[start of Supplied data]

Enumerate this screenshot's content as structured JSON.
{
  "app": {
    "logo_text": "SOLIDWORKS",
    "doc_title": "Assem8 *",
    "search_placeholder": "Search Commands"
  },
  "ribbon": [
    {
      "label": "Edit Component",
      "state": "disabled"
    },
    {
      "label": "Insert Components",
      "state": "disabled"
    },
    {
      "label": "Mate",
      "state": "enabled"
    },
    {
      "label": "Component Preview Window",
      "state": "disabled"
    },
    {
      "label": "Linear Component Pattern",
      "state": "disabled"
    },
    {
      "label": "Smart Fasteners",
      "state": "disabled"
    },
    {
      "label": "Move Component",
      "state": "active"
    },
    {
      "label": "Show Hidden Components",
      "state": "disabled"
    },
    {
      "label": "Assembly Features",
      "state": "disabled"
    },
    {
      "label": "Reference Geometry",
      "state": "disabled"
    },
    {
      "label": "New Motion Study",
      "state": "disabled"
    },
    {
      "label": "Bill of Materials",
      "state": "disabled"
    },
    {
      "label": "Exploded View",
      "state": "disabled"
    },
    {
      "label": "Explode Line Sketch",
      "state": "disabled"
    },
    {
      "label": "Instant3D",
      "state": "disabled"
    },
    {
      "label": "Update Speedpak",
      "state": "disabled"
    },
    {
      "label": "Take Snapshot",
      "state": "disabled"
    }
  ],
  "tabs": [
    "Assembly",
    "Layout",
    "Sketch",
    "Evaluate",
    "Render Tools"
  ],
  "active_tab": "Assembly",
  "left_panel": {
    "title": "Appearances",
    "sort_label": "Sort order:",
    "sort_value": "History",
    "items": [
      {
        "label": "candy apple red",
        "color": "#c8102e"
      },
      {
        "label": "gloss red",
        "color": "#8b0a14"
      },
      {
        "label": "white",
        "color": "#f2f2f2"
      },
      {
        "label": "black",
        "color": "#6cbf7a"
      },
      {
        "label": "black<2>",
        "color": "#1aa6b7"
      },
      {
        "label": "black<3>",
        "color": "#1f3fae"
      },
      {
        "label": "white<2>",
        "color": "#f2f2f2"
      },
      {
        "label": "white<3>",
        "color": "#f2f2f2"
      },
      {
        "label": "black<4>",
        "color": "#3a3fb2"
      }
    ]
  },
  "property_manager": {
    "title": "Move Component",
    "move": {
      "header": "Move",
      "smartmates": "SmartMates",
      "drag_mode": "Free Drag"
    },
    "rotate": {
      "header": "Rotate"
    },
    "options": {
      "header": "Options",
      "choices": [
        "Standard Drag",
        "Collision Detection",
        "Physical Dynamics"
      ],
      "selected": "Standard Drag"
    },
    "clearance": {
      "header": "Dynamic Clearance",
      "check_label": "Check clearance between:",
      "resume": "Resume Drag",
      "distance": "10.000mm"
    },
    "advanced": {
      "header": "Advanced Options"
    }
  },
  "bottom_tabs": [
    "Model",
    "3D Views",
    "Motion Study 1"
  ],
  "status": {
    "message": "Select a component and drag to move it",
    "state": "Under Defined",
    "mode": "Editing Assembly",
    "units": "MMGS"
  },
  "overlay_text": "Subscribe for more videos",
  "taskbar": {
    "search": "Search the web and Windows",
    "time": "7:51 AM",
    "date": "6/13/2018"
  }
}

[end of Supplied data]

**What you need to do**
Write every record out again, unaltered.

**Exercise output**
Enumerate this screenshot's content as structured JSON.
{
  "app": {
    "logo_text": "SOLIDWORKS",
    "doc_title": "Assem8 *",
    "search_placeholder": "Search Commands"
  },
  "ribbon": [
    {
      "label": "Edit Component",
      "state": "disabled"
    },
    {
      "label": "Insert Components",
      "state": "disabled"
    },
    {
      "label": "Mate",
      "state": "enabled"
    },
    {
      "label": "Component Preview Window",
      "state": "disabled"
    },
    {
      "label": "Linear Component Pattern",
      "state": "disabled"
    },
    {
      "label": "Smart Fasteners",
      "state": "disabled"
    },
    {
      "label": "Move Component",
      "state": "active"
    },
    {
      "label": "Show Hidden Components",
      "state": "disabled"
    },
    {
      "label": "Assembly Features",
      "state": "disabled"
    },
    {
      "label": "Reference Geometry",
      "state": "disabled"
    },
    {
      "label": "New Motion Study",
      "state": "disabled"
    },
    {
      "label": "Bill of Materials",
      "state": "disabled"
    },
    {
      "label": "Exploded View",
      "state": "disabled"
    },
    {
      "label": "Explode Line Sketch",
      "state": "disabled"
    },
    {
      "label": "Instant3D",
      "state": "disabled"
    },
    {
      "label": "Update Speedpak",
      "state": "disabled"
    },
    {
      "label": "Take Snapshot",
      "state": "disabled"
    }
  ],
  "tabs": [
    "Assembly",
    "Layout",
    "Sketch",
    "Evaluate",
    "Render Tools"
  ],
  "active_tab": "Assembly",
  "left_panel": {
    "title": "Appearances",
    "sort_label": "Sort order:",
    "sort_value": "History",
    "items": [
      {
        "label": "candy apple red",
        "color": "#c8102e"
      },
      {
        "label": "gloss red",
        "color": "#8b0a14"
      },
      {
        "label": "white",
        "color": "#f2f2f2"
      },
      {
        "label": "black",
        "color": "#6cbf7a"
      },
      {
        "label": "black<2>",
        "color": "#1aa6b7"
      },
      {
        "label": "black<3>",
        "color": "#1f3fae"
      },
      {
        "label": "white<2>",
        "color": "#f2f2f2"
      },
      {
        "label": "white<3>",
        "color": "#f2f2f2"
      },
      {
        "label": "black<4>",
        "color": "#3a3fb2"
      }
    ]
  },
  "property_manager": {
    "title": "Move Component",
    "move": {
      "header": "Move",
      "smartmates": "SmartMates",
      "drag_mode": "Free Drag"
    },
    "rotate": {
      "header": "Rotate"
    },
    "options": {
      "header": "Options",
      "choices": [
        "Standard Drag",
        "Collision Detection",
        "Physical Dynamics"
      ],
      "selected": "Standard Drag"
    },
    "clearance": {
      "header": "Dynamic Clearance",
      "check_label": "Check clearance between:",
      "resume": "Resume Drag",
      "distance": "10.000mm"
    },
    "advanced": {
      "header": "Advanced Options"
    }
  },
  "bottom_tabs": [
    "Model",
    "3D Views",
    "Motion Study 1"
  ],
  "status": {
    "message": "Select a component and drag to move it",
    "state": "Under Defined",
    "mode": "Editing Assembly",
    "units": "MMGS"
  },
  "overlay_text": "Subscribe for more videos",
  "taskbar": {
    "search": "Search the web and Windows",
    "time": "7:51 AM",
    "date": "6/13/2018"
  }
}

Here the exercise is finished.